*REQUIRED TASK:*
Each line below should be retyped exactly, with no pictures.

— START RECORDS FOR THIS TASK —

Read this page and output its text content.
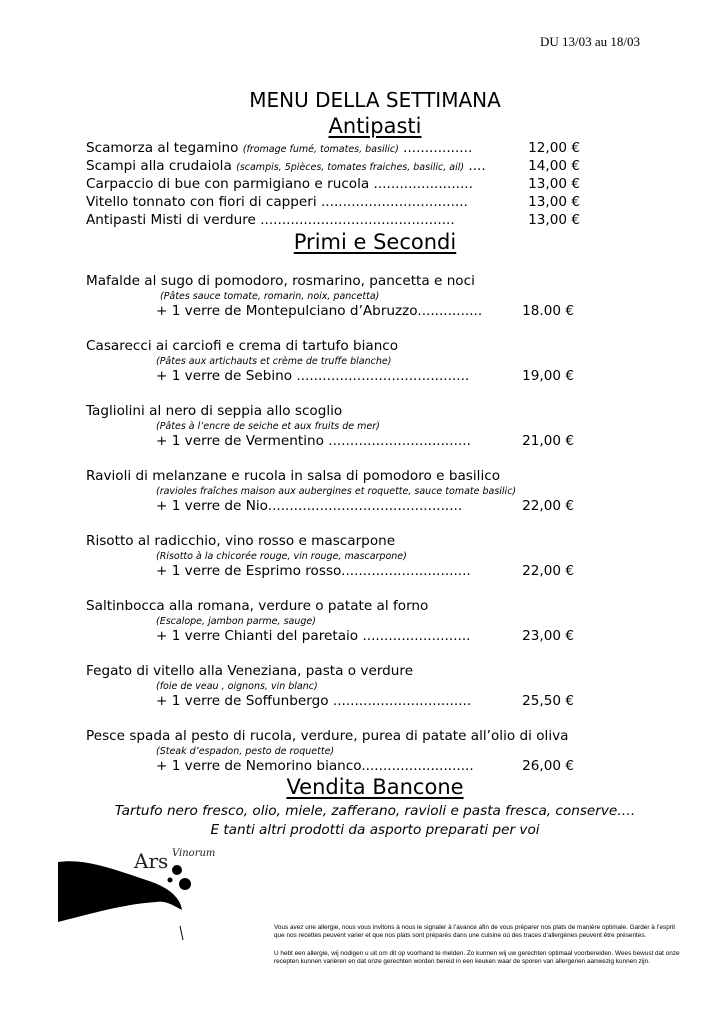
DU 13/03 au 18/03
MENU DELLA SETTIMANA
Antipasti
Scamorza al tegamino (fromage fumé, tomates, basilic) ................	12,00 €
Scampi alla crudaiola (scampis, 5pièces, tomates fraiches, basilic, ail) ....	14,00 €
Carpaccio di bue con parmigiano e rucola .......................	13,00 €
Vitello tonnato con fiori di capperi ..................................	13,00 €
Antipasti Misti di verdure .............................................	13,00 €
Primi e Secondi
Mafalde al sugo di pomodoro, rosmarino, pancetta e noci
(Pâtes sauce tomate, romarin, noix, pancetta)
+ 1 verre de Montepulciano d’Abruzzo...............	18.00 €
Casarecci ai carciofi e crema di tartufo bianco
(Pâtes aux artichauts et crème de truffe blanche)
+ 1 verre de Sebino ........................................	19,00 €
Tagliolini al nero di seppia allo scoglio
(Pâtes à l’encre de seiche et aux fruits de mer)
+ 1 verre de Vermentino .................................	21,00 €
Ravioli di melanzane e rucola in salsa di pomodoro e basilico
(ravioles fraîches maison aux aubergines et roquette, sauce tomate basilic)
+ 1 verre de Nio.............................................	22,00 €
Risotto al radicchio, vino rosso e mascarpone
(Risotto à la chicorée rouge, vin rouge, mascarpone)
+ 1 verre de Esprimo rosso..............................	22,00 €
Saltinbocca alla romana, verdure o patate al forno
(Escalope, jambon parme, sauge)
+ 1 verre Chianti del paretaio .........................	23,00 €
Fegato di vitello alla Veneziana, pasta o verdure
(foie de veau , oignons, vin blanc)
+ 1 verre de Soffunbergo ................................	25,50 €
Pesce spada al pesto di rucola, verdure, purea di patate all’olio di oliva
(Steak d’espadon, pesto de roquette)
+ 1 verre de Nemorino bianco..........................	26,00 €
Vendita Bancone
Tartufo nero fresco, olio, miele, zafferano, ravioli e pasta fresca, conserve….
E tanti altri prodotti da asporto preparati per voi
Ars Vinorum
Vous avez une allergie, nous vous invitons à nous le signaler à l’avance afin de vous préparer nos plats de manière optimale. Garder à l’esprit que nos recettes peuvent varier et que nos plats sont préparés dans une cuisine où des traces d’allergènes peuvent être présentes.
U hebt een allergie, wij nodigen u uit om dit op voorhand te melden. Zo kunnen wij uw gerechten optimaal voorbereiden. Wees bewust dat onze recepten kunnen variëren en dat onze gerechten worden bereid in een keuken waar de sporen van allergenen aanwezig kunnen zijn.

— END RECORDS FOR THIS TASK —

*REPLY:*
Read this page and output its text content.
DU 13/03 au 18/03
MENU DELLA SETTIMANA
Antipasti
Scamorza al tegamino (fromage fumé, tomates, basilic) ................	12,00 €
Scampi alla crudaiola (scampis, 5pièces, tomates fraiches, basilic, ail) ....	14,00 €
Carpaccio di bue con parmigiano e rucola .......................	13,00 €
Vitello tonnato con fiori di capperi ..................................	13,00 €
Antipasti Misti di verdure .............................................	13,00 €
Primi e Secondi
Mafalde al sugo di pomodoro, rosmarino, pancetta e noci
(Pâtes sauce tomate, romarin, noix, pancetta)
+ 1 verre de Montepulciano d’Abruzzo...............	18.00 €
Casarecci ai carciofi e crema di tartufo bianco
(Pâtes aux artichauts et crème de truffe blanche)
+ 1 verre de Sebino ........................................	19,00 €
Tagliolini al nero di seppia allo scoglio
(Pâtes à l’encre de seiche et aux fruits de mer)
+ 1 verre de Vermentino .................................	21,00 €
Ravioli di melanzane e rucola in salsa di pomodoro e basilico
(ravioles fraîches maison aux aubergines et roquette, sauce tomate basilic)
+ 1 verre de Nio.............................................	22,00 €
Risotto al radicchio, vino rosso e mascarpone
(Risotto à la chicorée rouge, vin rouge, mascarpone)
+ 1 verre de Esprimo rosso..............................	22,00 €
Saltinbocca alla romana, verdure o patate al forno
(Escalope, jambon parme, sauge)
+ 1 verre Chianti del paretaio .........................	23,00 €
Fegato di vitello alla Veneziana, pasta o verdure
(foie de veau , oignons, vin blanc)
+ 1 verre de Soffunbergo ................................	25,50 €
Pesce spada al pesto di rucola, verdure, purea di patate all’olio di oliva
(Steak d’espadon, pesto de roquette)
+ 1 verre de Nemorino bianco..........................	26,00 €
Vendita Bancone
Tartufo nero fresco, olio, miele, zafferano, ravioli e pasta fresca, conserve….
E tanti altri prodotti da asporto preparati per voi
Ars Vinorum
Vous avez une allergie, nous vous invitons à nous le signaler à l’avance afin de vous préparer nos plats de manière optimale. Garder à l’esprit que nos recettes peuvent varier et que nos plats sont préparés dans une cuisine où des traces d’allergènes peuvent être présentes.
U hebt een allergie, wij nodigen u uit om dit op voorhand te melden. Zo kunnen wij uw gerechten optimaal voorbereiden. Wees bewust dat onze recepten kunnen variëren en dat onze gerechten worden bereid in een keuken waar de sporen van allergenen aanwezig kunnen zijn.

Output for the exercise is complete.